§ **Set exercise**: Your answer should be a single number: how many lines in the data below hold the string "Joly".

§ **Given data**:
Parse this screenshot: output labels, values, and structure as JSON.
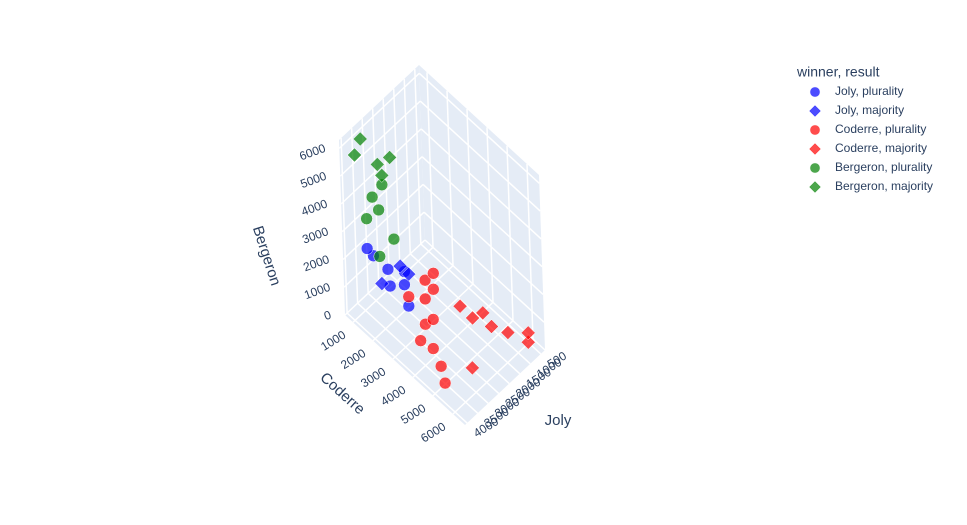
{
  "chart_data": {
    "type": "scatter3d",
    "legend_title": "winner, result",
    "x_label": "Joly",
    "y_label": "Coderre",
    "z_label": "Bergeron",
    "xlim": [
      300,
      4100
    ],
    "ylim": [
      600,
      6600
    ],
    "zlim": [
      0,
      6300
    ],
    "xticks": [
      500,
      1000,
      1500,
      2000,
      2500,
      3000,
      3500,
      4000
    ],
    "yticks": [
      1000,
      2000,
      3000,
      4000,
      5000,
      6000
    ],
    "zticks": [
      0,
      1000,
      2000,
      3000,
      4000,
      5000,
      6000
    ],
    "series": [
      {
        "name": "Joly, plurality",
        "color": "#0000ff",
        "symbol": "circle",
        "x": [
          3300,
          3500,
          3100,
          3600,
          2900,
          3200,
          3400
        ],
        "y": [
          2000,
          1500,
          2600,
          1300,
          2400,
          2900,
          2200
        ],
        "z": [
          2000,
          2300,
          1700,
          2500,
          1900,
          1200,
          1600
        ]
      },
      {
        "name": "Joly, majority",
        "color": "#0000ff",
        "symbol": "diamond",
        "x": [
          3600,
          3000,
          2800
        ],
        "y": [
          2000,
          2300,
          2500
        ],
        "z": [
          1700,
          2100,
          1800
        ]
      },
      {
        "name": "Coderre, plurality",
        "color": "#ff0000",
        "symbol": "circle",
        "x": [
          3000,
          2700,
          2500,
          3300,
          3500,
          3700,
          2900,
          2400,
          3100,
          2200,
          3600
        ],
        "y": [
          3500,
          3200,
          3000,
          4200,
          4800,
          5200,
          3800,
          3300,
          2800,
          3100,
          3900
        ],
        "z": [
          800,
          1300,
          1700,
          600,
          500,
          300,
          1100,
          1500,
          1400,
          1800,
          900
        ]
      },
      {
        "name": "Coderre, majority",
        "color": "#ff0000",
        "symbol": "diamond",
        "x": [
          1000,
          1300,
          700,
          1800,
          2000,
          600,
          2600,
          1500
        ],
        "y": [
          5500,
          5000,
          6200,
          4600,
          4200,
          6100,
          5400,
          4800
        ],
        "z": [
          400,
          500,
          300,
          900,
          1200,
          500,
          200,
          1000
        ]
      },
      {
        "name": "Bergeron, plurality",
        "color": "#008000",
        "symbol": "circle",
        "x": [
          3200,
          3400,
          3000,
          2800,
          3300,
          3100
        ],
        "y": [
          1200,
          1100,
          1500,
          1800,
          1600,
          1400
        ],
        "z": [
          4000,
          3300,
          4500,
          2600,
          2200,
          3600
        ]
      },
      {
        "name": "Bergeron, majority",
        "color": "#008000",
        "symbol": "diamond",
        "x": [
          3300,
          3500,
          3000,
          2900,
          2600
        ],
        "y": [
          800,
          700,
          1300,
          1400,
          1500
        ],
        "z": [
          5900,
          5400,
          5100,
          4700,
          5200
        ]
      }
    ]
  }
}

§ **Output of the exercise**: 3